## Written exercise
Check each line of the records below and collect those that include the word "источники".

## Records for processing
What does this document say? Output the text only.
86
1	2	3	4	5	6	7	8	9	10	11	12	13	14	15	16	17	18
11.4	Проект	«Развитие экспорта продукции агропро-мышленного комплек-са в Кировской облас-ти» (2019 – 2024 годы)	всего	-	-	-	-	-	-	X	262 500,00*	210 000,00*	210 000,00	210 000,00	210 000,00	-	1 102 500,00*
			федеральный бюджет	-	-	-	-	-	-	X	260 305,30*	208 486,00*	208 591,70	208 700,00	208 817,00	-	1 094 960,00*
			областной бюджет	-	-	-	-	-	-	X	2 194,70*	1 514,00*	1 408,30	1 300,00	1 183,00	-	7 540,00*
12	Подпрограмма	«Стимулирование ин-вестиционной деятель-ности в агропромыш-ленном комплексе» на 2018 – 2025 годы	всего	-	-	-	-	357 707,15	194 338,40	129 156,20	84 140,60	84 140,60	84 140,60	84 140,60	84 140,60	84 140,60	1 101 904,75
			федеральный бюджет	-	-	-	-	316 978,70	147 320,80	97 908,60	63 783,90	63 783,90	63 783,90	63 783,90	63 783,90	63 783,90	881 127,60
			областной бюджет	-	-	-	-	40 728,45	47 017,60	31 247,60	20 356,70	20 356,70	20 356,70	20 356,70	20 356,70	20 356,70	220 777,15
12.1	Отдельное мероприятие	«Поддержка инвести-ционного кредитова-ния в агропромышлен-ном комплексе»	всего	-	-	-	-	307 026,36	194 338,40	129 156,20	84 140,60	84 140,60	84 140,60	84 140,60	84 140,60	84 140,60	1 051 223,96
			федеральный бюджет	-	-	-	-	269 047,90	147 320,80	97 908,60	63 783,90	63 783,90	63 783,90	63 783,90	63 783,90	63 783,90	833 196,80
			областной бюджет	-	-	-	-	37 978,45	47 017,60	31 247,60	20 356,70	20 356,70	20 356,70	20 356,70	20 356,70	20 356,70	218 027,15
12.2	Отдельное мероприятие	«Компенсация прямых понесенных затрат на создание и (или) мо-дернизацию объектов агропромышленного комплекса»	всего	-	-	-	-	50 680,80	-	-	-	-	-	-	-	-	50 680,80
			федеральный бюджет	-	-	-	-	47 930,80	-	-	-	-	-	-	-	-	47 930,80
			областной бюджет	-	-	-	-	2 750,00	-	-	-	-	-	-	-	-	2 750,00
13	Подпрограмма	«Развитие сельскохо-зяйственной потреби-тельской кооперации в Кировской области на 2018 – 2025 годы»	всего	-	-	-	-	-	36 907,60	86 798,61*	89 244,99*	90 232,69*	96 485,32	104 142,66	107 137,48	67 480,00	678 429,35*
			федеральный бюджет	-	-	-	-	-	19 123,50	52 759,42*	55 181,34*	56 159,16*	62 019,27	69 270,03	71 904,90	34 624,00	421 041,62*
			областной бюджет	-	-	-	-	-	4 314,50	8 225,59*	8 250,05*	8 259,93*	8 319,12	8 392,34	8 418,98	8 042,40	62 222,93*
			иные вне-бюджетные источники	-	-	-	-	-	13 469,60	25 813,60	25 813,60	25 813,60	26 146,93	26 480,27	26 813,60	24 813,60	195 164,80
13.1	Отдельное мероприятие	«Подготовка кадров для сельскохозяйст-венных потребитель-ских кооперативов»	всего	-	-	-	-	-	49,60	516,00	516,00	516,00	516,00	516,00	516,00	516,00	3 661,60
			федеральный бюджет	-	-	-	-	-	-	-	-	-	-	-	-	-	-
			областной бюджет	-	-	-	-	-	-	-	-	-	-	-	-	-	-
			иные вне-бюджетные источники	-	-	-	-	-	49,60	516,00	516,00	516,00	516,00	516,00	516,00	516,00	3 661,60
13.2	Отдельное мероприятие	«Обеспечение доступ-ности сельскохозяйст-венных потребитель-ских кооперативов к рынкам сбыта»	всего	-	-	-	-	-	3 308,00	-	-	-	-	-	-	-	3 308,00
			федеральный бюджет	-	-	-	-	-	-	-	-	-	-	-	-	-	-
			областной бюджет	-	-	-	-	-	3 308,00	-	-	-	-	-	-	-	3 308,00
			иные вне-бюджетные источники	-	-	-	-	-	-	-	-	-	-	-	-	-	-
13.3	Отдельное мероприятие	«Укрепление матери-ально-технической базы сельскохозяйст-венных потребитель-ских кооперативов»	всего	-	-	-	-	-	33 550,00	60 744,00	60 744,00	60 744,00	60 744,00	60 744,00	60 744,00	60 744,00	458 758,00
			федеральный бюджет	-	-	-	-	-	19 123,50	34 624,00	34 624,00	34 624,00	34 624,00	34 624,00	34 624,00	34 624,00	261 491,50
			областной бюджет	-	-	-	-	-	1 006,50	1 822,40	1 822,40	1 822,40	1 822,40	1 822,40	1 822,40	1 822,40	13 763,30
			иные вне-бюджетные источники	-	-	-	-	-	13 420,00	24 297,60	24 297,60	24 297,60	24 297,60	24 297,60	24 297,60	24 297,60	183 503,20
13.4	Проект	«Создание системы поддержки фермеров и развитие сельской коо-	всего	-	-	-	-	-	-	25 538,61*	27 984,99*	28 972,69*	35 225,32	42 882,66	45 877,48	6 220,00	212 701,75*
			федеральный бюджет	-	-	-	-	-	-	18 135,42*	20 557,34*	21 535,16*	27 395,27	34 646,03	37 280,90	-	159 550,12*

## Output below
			иные вне-бюджетные источники	-	-	-	-	-	13 469,60	25 813,60	25 813,60	25 813,60	26 146,93	26 480,27	26 813,60	24 813,60	195 164,80
			иные вне-бюджетные источники	-	-	-	-	-	49,60	516,00	516,00	516,00	516,00	516,00	516,00	516,00	3 661,60
			иные вне-бюджетные источники	-	-	-	-	-	-	-	-	-	-	-	-	-	-
			иные вне-бюджетные источники	-	-	-	-	-	13 420,00	24 297,60	24 297,60	24 297,60	24 297,60	24 297,60	24 297,60	24 297,60	183 503,20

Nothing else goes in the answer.